## What to produce
Print the records again, character for character.

## Stored records
* * * * * * *
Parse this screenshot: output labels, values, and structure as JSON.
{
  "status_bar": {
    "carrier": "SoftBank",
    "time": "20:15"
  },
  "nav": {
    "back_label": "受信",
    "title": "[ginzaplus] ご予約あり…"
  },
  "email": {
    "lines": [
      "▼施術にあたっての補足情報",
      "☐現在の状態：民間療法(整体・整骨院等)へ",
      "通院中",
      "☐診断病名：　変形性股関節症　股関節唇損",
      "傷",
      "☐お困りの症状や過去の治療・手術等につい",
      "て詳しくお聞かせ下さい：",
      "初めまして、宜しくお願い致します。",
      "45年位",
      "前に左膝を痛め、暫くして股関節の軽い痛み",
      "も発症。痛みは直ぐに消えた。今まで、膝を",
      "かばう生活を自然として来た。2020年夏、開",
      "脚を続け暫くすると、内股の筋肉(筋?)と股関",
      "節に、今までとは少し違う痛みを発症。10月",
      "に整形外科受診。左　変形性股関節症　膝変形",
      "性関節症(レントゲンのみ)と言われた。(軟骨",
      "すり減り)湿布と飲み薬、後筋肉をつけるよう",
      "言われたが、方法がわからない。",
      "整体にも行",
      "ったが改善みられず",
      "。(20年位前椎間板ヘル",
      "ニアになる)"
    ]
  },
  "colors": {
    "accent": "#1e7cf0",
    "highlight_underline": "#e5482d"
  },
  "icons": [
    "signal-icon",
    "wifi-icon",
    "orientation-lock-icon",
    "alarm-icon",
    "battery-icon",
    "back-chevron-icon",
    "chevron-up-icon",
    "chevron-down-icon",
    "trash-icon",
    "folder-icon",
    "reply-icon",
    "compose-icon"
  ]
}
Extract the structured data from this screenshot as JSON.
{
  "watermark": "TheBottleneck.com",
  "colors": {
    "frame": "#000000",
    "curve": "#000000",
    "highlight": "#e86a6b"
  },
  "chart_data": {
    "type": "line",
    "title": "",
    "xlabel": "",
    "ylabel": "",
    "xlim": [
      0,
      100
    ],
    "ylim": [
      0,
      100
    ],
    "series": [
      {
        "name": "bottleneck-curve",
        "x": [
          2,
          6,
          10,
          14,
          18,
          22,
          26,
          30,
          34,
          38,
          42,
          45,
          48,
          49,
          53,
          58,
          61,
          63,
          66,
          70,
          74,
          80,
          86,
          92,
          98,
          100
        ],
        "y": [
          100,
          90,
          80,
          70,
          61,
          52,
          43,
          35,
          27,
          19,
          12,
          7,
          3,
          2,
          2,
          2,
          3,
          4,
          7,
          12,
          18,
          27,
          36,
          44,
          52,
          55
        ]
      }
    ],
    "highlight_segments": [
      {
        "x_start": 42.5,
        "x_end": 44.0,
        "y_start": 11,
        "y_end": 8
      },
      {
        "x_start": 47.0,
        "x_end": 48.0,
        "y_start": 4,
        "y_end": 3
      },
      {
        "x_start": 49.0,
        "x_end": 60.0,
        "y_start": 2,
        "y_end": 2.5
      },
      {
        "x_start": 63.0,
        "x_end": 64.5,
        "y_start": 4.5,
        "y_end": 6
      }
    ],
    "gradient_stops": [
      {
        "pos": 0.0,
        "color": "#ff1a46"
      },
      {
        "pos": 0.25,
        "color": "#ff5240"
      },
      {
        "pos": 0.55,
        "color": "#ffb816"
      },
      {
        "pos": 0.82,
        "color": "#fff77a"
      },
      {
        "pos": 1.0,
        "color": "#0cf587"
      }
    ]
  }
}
* * * * * * *
## Result
Parse this screenshot: output labels, values, and structure as JSON.
{
  "status_bar": {
    "carrier": "SoftBank",
    "time": "20:15"
  },
  "nav": {
    "back_label": "受信",
    "title": "[ginzaplus] ご予約あり…"
  },
  "email": {
    "lines": [
      "▼施術にあたっての補足情報",
      "☐現在の状態：民間療法(整体・整骨院等)へ",
      "通院中",
      "☐診断病名：　変形性股関節症　股関節唇損",
      "傷",
      "☐お困りの症状や過去の治療・手術等につい",
      "て詳しくお聞かせ下さい：",
      "初めまして、宜しくお願い致します。",
      "45年位",
      "前に左膝を痛め、暫くして股関節の軽い痛み",
      "も発症。痛みは直ぐに消えた。今まで、膝を",
      "かばう生活を自然として来た。2020年夏、開",
      "脚を続け暫くすると、内股の筋肉(筋?)と股関",
      "節に、今までとは少し違う痛みを発症。10月",
      "に整形外科受診。左　変形性股関節症　膝変形",
      "性関節症(レントゲンのみ)と言われた。(軟骨",
      "すり減り)湿布と飲み薬、後筋肉をつけるよう",
      "言われたが、方法がわからない。",
      "整体にも行",
      "ったが改善みられず",
      "。(20年位前椎間板ヘル",
      "ニアになる)"
    ]
  },
  "colors": {
    "accent": "#1e7cf0",
    "highlight_underline": "#e5482d"
  },
  "icons": [
    "signal-icon",
    "wifi-icon",
    "orientation-lock-icon",
    "alarm-icon",
    "battery-icon",
    "back-chevron-icon",
    "chevron-up-icon",
    "chevron-down-icon",
    "trash-icon",
    "folder-icon",
    "reply-icon",
    "compose-icon"
  ]
}
Extract the structured data from this screenshot as JSON.
{
  "watermark": "TheBottleneck.com",
  "colors": {
    "frame": "#000000",
    "curve": "#000000",
    "highlight": "#e86a6b"
  },
  "chart_data": {
    "type": "line",
    "title": "",
    "xlabel": "",
    "ylabel": "",
    "xlim": [
      0,
      100
    ],
    "ylim": [
      0,
      100
    ],
    "series": [
      {
        "name": "bottleneck-curve",
        "x": [
          2,
          6,
          10,
          14,
          18,
          22,
          26,
          30,
          34,
          38,
          42,
          45,
          48,
          49,
          53,
          58,
          61,
          63,
          66,
          70,
          74,
          80,
          86,
          92,
          98,
          100
        ],
        "y": [
          100,
          90,
          80,
          70,
          61,
          52,
          43,
          35,
          27,
          19,
          12,
          7,
          3,
          2,
          2,
          2,
          3,
          4,
          7,
          12,
          18,
          27,
          36,
          44,
          52,
          55
        ]
      }
    ],
    "highlight_segments": [
      {
        "x_start": 42.5,
        "x_end": 44.0,
        "y_start": 11,
        "y_end": 8
      },
      {
        "x_start": 47.0,
        "x_end": 48.0,
        "y_start": 4,
        "y_end": 3
      },
      {
        "x_start": 49.0,
        "x_end": 60.0,
        "y_start": 2,
        "y_end": 2.5
      },
      {
        "x_start": 63.0,
        "x_end": 64.5,
        "y_start": 4.5,
        "y_end": 6
      }
    ],
    "gradient_stops": [
      {
        "pos": 0.0,
        "color": "#ff1a46"
      },
      {
        "pos": 0.25,
        "color": "#ff5240"
      },
      {
        "pos": 0.55,
        "color": "#ffb816"
      },
      {
        "pos": 0.82,
        "color": "#fff77a"
      },
      {
        "pos": 1.0,
        "color": "#0cf587"
      }
    ]
  }
}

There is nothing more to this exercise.